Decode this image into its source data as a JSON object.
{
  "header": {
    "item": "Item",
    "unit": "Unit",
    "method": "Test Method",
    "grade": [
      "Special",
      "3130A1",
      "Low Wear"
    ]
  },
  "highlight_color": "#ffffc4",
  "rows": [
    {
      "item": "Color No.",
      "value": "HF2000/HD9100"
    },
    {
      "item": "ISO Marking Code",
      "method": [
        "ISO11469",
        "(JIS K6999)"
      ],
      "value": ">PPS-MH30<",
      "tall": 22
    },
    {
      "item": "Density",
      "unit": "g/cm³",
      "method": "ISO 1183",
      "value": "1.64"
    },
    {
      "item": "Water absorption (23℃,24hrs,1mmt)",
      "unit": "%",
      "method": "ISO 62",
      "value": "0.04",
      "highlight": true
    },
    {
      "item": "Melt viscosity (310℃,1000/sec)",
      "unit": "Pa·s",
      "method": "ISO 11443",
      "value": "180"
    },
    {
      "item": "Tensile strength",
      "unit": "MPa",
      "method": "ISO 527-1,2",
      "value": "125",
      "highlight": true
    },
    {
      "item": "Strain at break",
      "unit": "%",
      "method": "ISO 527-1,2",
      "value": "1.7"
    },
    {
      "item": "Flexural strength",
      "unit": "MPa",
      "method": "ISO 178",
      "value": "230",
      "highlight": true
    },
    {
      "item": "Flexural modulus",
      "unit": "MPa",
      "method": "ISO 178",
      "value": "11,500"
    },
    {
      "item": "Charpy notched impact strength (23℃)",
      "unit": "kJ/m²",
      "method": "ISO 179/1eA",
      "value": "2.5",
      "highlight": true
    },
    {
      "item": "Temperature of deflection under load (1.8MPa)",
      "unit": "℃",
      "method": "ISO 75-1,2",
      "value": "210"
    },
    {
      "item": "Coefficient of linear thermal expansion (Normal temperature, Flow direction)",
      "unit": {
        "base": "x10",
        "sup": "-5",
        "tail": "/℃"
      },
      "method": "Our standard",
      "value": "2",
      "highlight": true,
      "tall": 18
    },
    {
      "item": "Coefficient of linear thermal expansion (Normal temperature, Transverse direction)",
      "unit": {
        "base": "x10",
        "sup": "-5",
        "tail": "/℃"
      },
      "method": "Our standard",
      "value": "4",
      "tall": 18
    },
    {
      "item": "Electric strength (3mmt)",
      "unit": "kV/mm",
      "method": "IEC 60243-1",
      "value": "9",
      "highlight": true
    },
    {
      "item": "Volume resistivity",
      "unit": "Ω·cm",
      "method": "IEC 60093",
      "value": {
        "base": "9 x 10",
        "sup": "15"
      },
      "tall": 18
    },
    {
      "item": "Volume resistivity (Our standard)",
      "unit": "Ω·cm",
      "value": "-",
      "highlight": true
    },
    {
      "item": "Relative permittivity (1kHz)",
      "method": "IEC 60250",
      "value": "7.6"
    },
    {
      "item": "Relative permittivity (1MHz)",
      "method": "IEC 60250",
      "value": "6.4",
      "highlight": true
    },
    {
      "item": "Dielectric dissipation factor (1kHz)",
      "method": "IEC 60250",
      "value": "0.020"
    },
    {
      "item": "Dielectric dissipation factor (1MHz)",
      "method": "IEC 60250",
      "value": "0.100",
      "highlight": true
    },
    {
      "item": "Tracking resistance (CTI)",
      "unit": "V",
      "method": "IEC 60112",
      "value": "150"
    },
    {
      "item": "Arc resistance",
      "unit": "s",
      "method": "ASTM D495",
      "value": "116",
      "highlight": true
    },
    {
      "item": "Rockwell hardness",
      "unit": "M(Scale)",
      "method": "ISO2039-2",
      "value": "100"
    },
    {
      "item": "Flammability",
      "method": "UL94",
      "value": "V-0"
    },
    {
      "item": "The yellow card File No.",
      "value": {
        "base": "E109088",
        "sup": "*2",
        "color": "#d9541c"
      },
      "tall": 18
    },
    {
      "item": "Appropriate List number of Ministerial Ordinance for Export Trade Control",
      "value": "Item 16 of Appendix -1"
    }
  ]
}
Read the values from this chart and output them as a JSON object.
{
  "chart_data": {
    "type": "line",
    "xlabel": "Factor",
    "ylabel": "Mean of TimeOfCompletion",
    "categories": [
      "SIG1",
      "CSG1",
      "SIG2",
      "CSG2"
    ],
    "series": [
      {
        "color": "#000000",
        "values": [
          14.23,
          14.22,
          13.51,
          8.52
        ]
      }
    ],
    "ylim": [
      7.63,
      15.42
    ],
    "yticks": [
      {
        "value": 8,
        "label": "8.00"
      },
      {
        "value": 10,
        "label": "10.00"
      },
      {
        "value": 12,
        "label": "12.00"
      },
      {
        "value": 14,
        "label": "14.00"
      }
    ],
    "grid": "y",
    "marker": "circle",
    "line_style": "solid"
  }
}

-=-=-=-=-

### Exercise:
Reproduce the records in full, exactly as written.

### Solution to this problem:
Decode this image into its source data as a JSON object.
{
  "header": {
    "item": "Item",
    "unit": "Unit",
    "method": "Test Method",
    "grade": [
      "Special",
      "3130A1",
      "Low Wear"
    ]
  },
  "highlight_color": "#ffffc4",
  "rows": [
    {
      "item": "Color No.",
      "value": "HF2000/HD9100"
    },
    {
      "item": "ISO Marking Code",
      "method": [
        "ISO11469",
        "(JIS K6999)"
      ],
      "value": ">PPS-MH30<",
      "tall": 22
    },
    {
      "item": "Density",
      "unit": "g/cm³",
      "method": "ISO 1183",
      "value": "1.64"
    },
    {
      "item": "Water absorption (23℃,24hrs,1mmt)",
      "unit": "%",
      "method": "ISO 62",
      "value": "0.04",
      "highlight": true
    },
    {
      "item": "Melt viscosity (310℃,1000/sec)",
      "unit": "Pa·s",
      "method": "ISO 11443",
      "value": "180"
    },
    {
      "item": "Tensile strength",
      "unit": "MPa",
      "method": "ISO 527-1,2",
      "value": "125",
      "highlight": true
    },
    {
      "item": "Strain at break",
      "unit": "%",
      "method": "ISO 527-1,2",
      "value": "1.7"
    },
    {
      "item": "Flexural strength",
      "unit": "MPa",
      "method": "ISO 178",
      "value": "230",
      "highlight": true
    },
    {
      "item": "Flexural modulus",
      "unit": "MPa",
      "method": "ISO 178",
      "value": "11,500"
    },
    {
      "item": "Charpy notched impact strength (23℃)",
      "unit": "kJ/m²",
      "method": "ISO 179/1eA",
      "value": "2.5",
      "highlight": true
    },
    {
      "item": "Temperature of deflection under load (1.8MPa)",
      "unit": "℃",
      "method": "ISO 75-1,2",
      "value": "210"
    },
    {
      "item": "Coefficient of linear thermal expansion (Normal temperature, Flow direction)",
      "unit": {
        "base": "x10",
        "sup": "-5",
        "tail": "/℃"
      },
      "method": "Our standard",
      "value": "2",
      "highlight": true,
      "tall": 18
    },
    {
      "item": "Coefficient of linear thermal expansion (Normal temperature, Transverse direction)",
      "unit": {
        "base": "x10",
        "sup": "-5",
        "tail": "/℃"
      },
      "method": "Our standard",
      "value": "4",
      "tall": 18
    },
    {
      "item": "Electric strength (3mmt)",
      "unit": "kV/mm",
      "method": "IEC 60243-1",
      "value": "9",
      "highlight": true
    },
    {
      "item": "Volume resistivity",
      "unit": "Ω·cm",
      "method": "IEC 60093",
      "value": {
        "base": "9 x 10",
        "sup": "15"
      },
      "tall": 18
    },
    {
      "item": "Volume resistivity (Our standard)",
      "unit": "Ω·cm",
      "value": "-",
      "highlight": true
    },
    {
      "item": "Relative permittivity (1kHz)",
      "method": "IEC 60250",
      "value": "7.6"
    },
    {
      "item": "Relative permittivity (1MHz)",
      "method": "IEC 60250",
      "value": "6.4",
      "highlight": true
    },
    {
      "item": "Dielectric dissipation factor (1kHz)",
      "method": "IEC 60250",
      "value": "0.020"
    },
    {
      "item": "Dielectric dissipation factor (1MHz)",
      "method": "IEC 60250",
      "value": "0.100",
      "highlight": true
    },
    {
      "item": "Tracking resistance (CTI)",
      "unit": "V",
      "method": "IEC 60112",
      "value": "150"
    },
    {
      "item": "Arc resistance",
      "unit": "s",
      "method": "ASTM D495",
      "value": "116",
      "highlight": true
    },
    {
      "item": "Rockwell hardness",
      "unit": "M(Scale)",
      "method": "ISO2039-2",
      "value": "100"
    },
    {
      "item": "Flammability",
      "method": "UL94",
      "value": "V-0"
    },
    {
      "item": "The yellow card File No.",
      "value": {
        "base": "E109088",
        "sup": "*2",
        "color": "#d9541c"
      },
      "tall": 18
    },
    {
      "item": "Appropriate List number of Ministerial Ordinance for Export Trade Control",
      "value": "Item 16 of Appendix -1"
    }
  ]
}
Read the values from this chart and output them as a JSON object.
{
  "chart_data": {
    "type": "line",
    "xlabel": "Factor",
    "ylabel": "Mean of TimeOfCompletion",
    "categories": [
      "SIG1",
      "CSG1",
      "SIG2",
      "CSG2"
    ],
    "series": [
      {
        "color": "#000000",
        "values": [
          14.23,
          14.22,
          13.51,
          8.52
        ]
      }
    ],
    "ylim": [
      7.63,
      15.42
    ],
    "yticks": [
      {
        "value": 8,
        "label": "8.00"
      },
      {
        "value": 10,
        "label": "10.00"
      },
      {
        "value": 12,
        "label": "12.00"
      },
      {
        "value": 14,
        "label": "14.00"
      }
    ],
    "grid": "y",
    "marker": "circle",
    "line_style": "solid"
  }
}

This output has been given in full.